**Stated goal A**
Reproduce the passage from the article on the APFS password bug, starting at the words "- The latest" and stopping after "visible, completely unencrypted.".

**Selection**
## Start
External volumes encrypted using the Apple File System are logging decryption passwords in plain text, and Apple has yet to fix the problem.
Building a slide deck, pitch, or presentation? Here are the big takeaways:
- A newly discovered bug in the Apple Disk Utility is revealing APFS-encrypted drive passwords in plain text in the system's unified log.
- The latest version of High Sierra has fixed the flaw, but it is still possible to find the password in plain text for APFS volumes that were encrypted after creation.
Discovered by forensic analyst Sarah Edwards of Mac4n6, the bug originates with the Apple Disk Utility when using the Apple File System (APFS) to encrypt a drive.
More specifically, the incarnation of the bug discovered by Edwards affects macOS High Sierra 10.13.1. A variation of it does exist, and systems all the way up to 10.13.3 (the latest version) are vulnerable.
How to grab a plain-text password in macOS High Sierra
Edwards discovered the bug while creating a new APFS-formatted, FileVault-encrypted drive. Using a terminal command to scan her Mac's unified log for events with the drive's name in them, she turned up a line with the drive's password visible, completely unencrypted.
## End
**Data excerpts**
## Start
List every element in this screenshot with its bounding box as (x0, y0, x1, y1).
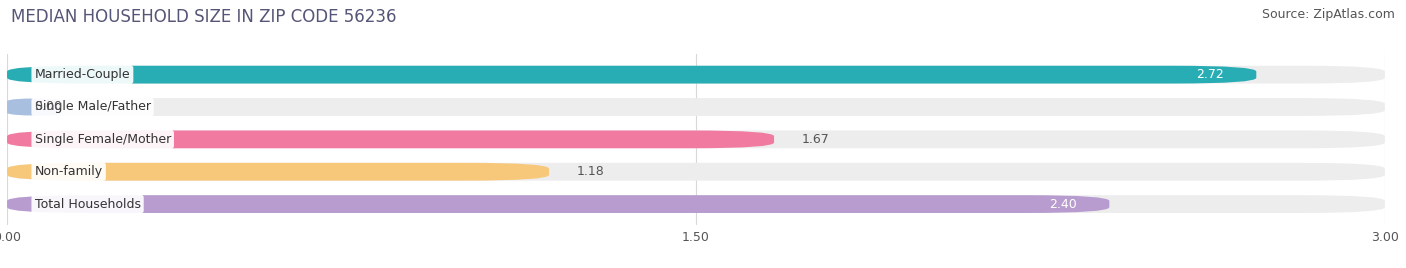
Text: Single Male/Father: Single Male/Father (35, 100, 150, 113)
FancyBboxPatch shape (7, 131, 775, 148)
Text: 1.67: 1.67 (801, 133, 830, 146)
FancyBboxPatch shape (7, 131, 1385, 148)
FancyBboxPatch shape (7, 66, 1257, 84)
Text: 0.00: 0.00 (35, 100, 63, 113)
Text: Source: ZipAtlas.com: Source: ZipAtlas.com (1261, 8, 1395, 21)
Text: Total Households: Total Households (35, 198, 141, 211)
Text: 1.18: 1.18 (576, 165, 605, 178)
FancyBboxPatch shape (7, 163, 548, 181)
FancyBboxPatch shape (7, 163, 1385, 181)
FancyBboxPatch shape (7, 195, 1385, 213)
Text: Married-Couple: Married-Couple (35, 68, 131, 81)
Text: Single Female/Mother: Single Female/Mother (35, 133, 172, 146)
FancyBboxPatch shape (7, 195, 1109, 213)
Text: 2.72: 2.72 (1197, 68, 1225, 81)
FancyBboxPatch shape (7, 98, 1385, 116)
Text: 2.40: 2.40 (1049, 198, 1077, 211)
FancyBboxPatch shape (7, 66, 1385, 84)
Text: Non-family: Non-family (35, 165, 103, 178)
FancyBboxPatch shape (7, 98, 62, 116)
Text: MEDIAN HOUSEHOLD SIZE IN ZIP CODE 56236: MEDIAN HOUSEHOLD SIZE IN ZIP CODE 56236 (11, 8, 396, 26)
## End
**Stated goal B**
Transcribe all of the rows in the block above word for word, leaving the picture out of your answer.

**Correct answer A**
- The latest version of High Sierra has fixed the flaw, but it is still possible to find the password in plain text for APFS volumes that were encrypted after creation.
Discovered by forensic analyst Sarah Edwards of Mac4n6, the bug originates with the Apple Disk Utility when using the Apple File System (APFS) to encrypt a drive.
More specifically, the incarnation of the bug discovered by Edwards affects macOS High Sierra 10.13.1. A variation of it does exist, and systems all the way up to 10.13.3 (the latest version) are vulnerable.
How to grab a plain-text password in macOS High Sierra
Edwards discovered the bug while creating a new APFS-formatted, FileVault-encrypted drive. Using a terminal command to scan her Mac's unified log for events with the drive's name in them, she turned up a line with the drive's password visible, completely unencrypted.

**Correct answer B**
List every element in this screenshot with its bounding box as (x0, y0, x1, y1).
Text: Single Male/Father: Single Male/Father (35, 100, 150, 113)
FancyBboxPatch shape (7, 131, 775, 148)
Text: 1.67: 1.67 (801, 133, 830, 146)
FancyBboxPatch shape (7, 131, 1385, 148)
FancyBboxPatch shape (7, 66, 1257, 84)
Text: 0.00: 0.00 (35, 100, 63, 113)
Text: Source: ZipAtlas.com: Source: ZipAtlas.com (1261, 8, 1395, 21)
Text: Total Households: Total Households (35, 198, 141, 211)
Text: 1.18: 1.18 (576, 165, 605, 178)
FancyBboxPatch shape (7, 163, 548, 181)
FancyBboxPatch shape (7, 163, 1385, 181)
FancyBboxPatch shape (7, 195, 1385, 213)
Text: Married-Couple: Married-Couple (35, 68, 131, 81)
Text: Single Female/Mother: Single Female/Mother (35, 133, 172, 146)
FancyBboxPatch shape (7, 195, 1109, 213)
Text: 2.72: 2.72 (1197, 68, 1225, 81)
FancyBboxPatch shape (7, 98, 1385, 116)
Text: 2.40: 2.40 (1049, 198, 1077, 211)
FancyBboxPatch shape (7, 66, 1385, 84)
Text: Non-family: Non-family (35, 165, 103, 178)
FancyBboxPatch shape (7, 98, 62, 116)
Text: MEDIAN HOUSEHOLD SIZE IN ZIP CODE 56236: MEDIAN HOUSEHOLD SIZE IN ZIP CODE 56236 (11, 8, 396, 26)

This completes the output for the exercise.